**WHAT THIS TASK INVOLVES**
Check every line of the entries that follow, and copy the ones containing "your".

<<<<

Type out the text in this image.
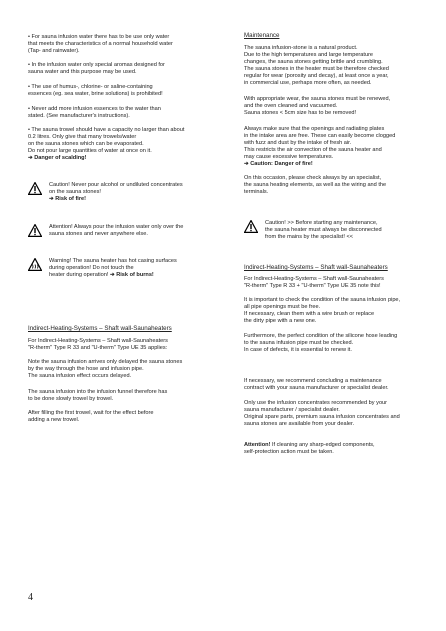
• For sauna infusion water there has to be use only water

that meets the characteristics of a normal household water

(Tap- and rainwater).

• In the infusion water only special aromas designed for

sauna water and this purpose may be used.

• The use of humus-, chlorine- or saline-containing

essences (eg. sea water, brine solutions) is prohibited!

• Never add more infusion essences to the water than

stated. (See manufacturer's instructions).

• The sauna trowel should have a capacity no larger than about

0.2 litres. Only give that many trowels/water

on the sauna stones which can be evaporated.

Do not pour large quantities of water at once on it.

➔ Danger of scalding!

Caution! Never pour alcohol or undiluted concentrates

on the sauna stones!

➔ Risk of fire!

Attention! Always pour the infusion water only over the

sauna stones and never anywhere else.

Warning! The sauna heater has hot casing surfaces

during operation! Do not touch the

heater during operation! ➔ Risk of burns!

Indirect-Heating-Systems – Shaft wall-Saunaheaters

For Indirect-Heating-Systems – Shaft wall-Saunaheaters

"R-therm" Type R 33 and "U-therm" Type UE 35 applies:

Note the sauna infusion arrives only delayed the sauna stones

by the way through the hose and infusion pipe.

The sauna infusion effect occurs delayed.

The sauna infusion into the infusion funnel therefore has

to be done slowly trowel by trowel.

After filling the first trowel, wait for the effect before

adding a new trowel.

Maintenance

The sauna infusion-stone is a natural product.

Due to the high temperatures and large temperature

changes, the sauna stones getting brittle and crumbling.

The sauna stones in the heater must be therefore checked

regular for wear (porosity and decay), at least once a year,

in commercial use, perhaps more often, as needed.

With appropriate wear, the sauna stones must be renewed,

and the oven cleaned and vacuumed.

Sauna stones < 5cm size has to be removed!

Always make sure that the openings and radiating plates

in the intake area are free. These can easily become clogged

with fuzz and dust by the intake of fresh air.

This restricts the air convection of the sauna heater and

may cause excessive temperatures.

➔ Caution: Danger of fire!

On this occasion, please check always by an specialist,

the sauna heating elements, as well as the wiring and the

terminals.

Caution! >> Before starting any maintenance,

the sauna heater must always be disconnected

from the mains by the specialist! <<

Indirect-Heating-Systems – Shaft wall-Saunaheaters

For Indirect-Heating-Systems – Shaft wall-Saunaheaters

"R-therm" Type R 33 + "U-therm" Type UE 35 note this!

It is important to check the condition of the sauna infusion pipe,

all pipe openings must be free.

If necessary, clean them with a wire brush or replace

the dirty pipe with a new one.

Furthermore, the perfect condition of the silicone hose leading

to the sauna infusion pipe must be checked.

In case of defects, it is essential to renew it.

If necessary, we recommend concluding a maintenance

contract with your sauna manufacturer or specialist dealer.

Only use the infusion concentrates recommended by your

sauna manufacturer / specialist dealer.

Original spare parts, premium sauna infusion concentrates and

sauna stones are available from your dealer.

Attention! If cleaning any sharp-edged components,

self-protection action must be taken.

4
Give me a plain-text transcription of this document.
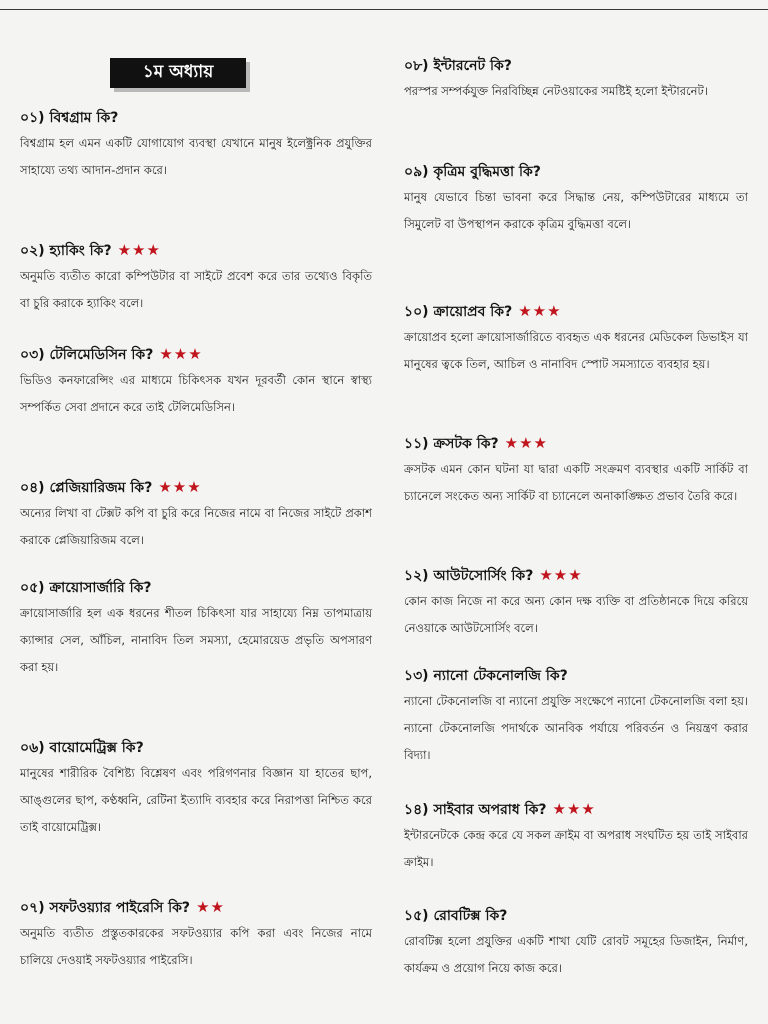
১ম অধ্যায়
০১) বিশ্বগ্রাম কি?
বিশ্বগ্রাম হল এমন একটি যোগাযোগ ব্যবস্থা যেখানে মানুষ ইলেক্ট্রনিক প্রযুক্তির সাহায্যে তথ্য আদান-প্রদান করে।
০২) হ্যাকিং কি? ★★★
অনুমতি ব্যতীত কারো কম্পিউটার বা সাইটে প্রবেশ করে তার তথ্যেও বিকৃতি বা চুরি করাকে হ্যাকিং বলে।
০৩) টেলিমেডিসিন কি? ★★★
ভিডিও কনফারেন্সিং এর মাধ্যমে চিকিৎসক যখন দূরবর্তী কোন স্থানে স্বাস্থ্য সম্পর্কিত সেবা প্রদানে করে তাই টেলিমেডিসিন।
০৪) প্লেজিয়ারিজম কি? ★★★
অন্যের লিখা বা টেক্সট কপি বা চুরি করে নিজের নামে বা নিজের সাইটে প্রকাশ করাকে প্লেজিয়ারিজম বলে।
০৫) ক্রায়োসার্জারি কি?
ক্রায়োসার্জারি হল এক ধরনের শীতল চিকিৎসা যার সাহায্যে নিম্ন তাপমাত্রায় ক্যান্সার সেল, আঁচিল, নানাবিদ তিল সমস্যা, হেমোরয়েড প্রভৃতি অপসারণ করা হয়।
০৬) বায়োমেট্রিক্স কি?
মানুষের শারীরিক বৈশিষ্ট্য বিশ্লেষণ এবং পরিগণনার বিজ্ঞান যা হাতের ছাপ, আঙ্গুলের ছাপ, কণ্ঠধ্বনি, রেটিনা ইত্যাদি ব্যবহার করে নিরাপত্তা নিশ্চিত করে তাই বায়োমেট্রিক্স।
০৭) সফটওয়্যার পাইরেসি কি? ★★
অনুমতি ব্যতীত প্রস্তুতকারকের সফটওয়্যার কপি করা এবং নিজের নামে চালিয়ে দেওয়াই সফটওয়্যার পাইরেসি।
০৮) ইন্টারনেট কি?
পরস্পর সম্পর্কযুক্ত নিরবিচ্ছিন্ন নেটওয়াকের সমষ্টিই হলো ইন্টারনেট।
০৯) কৃত্রিম বুদ্ধিমত্তা কি?
মানুষ যেভাবে চিন্তা ভাবনা করে সিদ্ধান্ত নেয়, কম্পিউটারের মাধ্যমে তা সিমুলেট বা উপস্থাপন করাকে কৃত্রিম বুদ্ধিমত্তা বলে।
১০) ক্রায়োপ্রব কি? ★★★
ক্রায়োপ্রব হলো ক্রায়োসার্জারিতে ব্যবহৃত এক ধরনের মেডিকেল ডিভাইস যা মানুষের ত্বকে তিল, আচিল ও নানাবিদ স্পোট সমস্যাতে ব্যবহার হয়।
১১) ক্রসটক কি? ★★★
ক্রসটক এমন কোন ঘটনা যা দ্বারা একটি সংক্রমণ ব্যবস্থার একটি সার্কিট বা চ্যানেলে সংকেত অন্য সার্কিট বা চ্যানেলে অনাকাঙ্ক্ষিত প্রভাব তৈরি করে।
১২) আউটসোর্সিং কি? ★★★
কোন কাজ নিজে না করে অন্য কোন দক্ষ ব্যক্তি বা প্রতিষ্ঠানকে দিয়ে করিয়ে নেওয়াকে আউটসোর্সিং বলে।
১৩) ন্যানো টেকনোলজি কি?
ন্যানো টেকনোলজি বা ন্যানো প্রযুক্তি সংক্ষেপে ন্যানো টেকনোলজি বলা হয়। ন্যানো টেকনোলজি পদার্থকে আনবিক পর্যায়ে পরিবর্তন ও নিয়ন্ত্রণ করার বিদ্যা।
১৪) সাইবার অপরাধ কি? ★★★
ইন্টারনেটকে কেন্দ্র করে যে সকল ক্রাইম বা অপরাধ সংঘটিত হয় তাই সাইবার ক্রাইম।
১৫) রোবটিক্স কি?
রোবটিক্স হলো প্রযুক্তির একটি শাখা যেটি রোবট সমূহের ডিজাইন, নির্মাণ, কার্যক্রম ও প্রয়োগ নিয়ে কাজ করে।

>>>>

**THE REPLY**
contract with your sauna manufacturer or specialist dealer.
Only use the infusion concentrates recommended by your
sauna stones are available from your dealer.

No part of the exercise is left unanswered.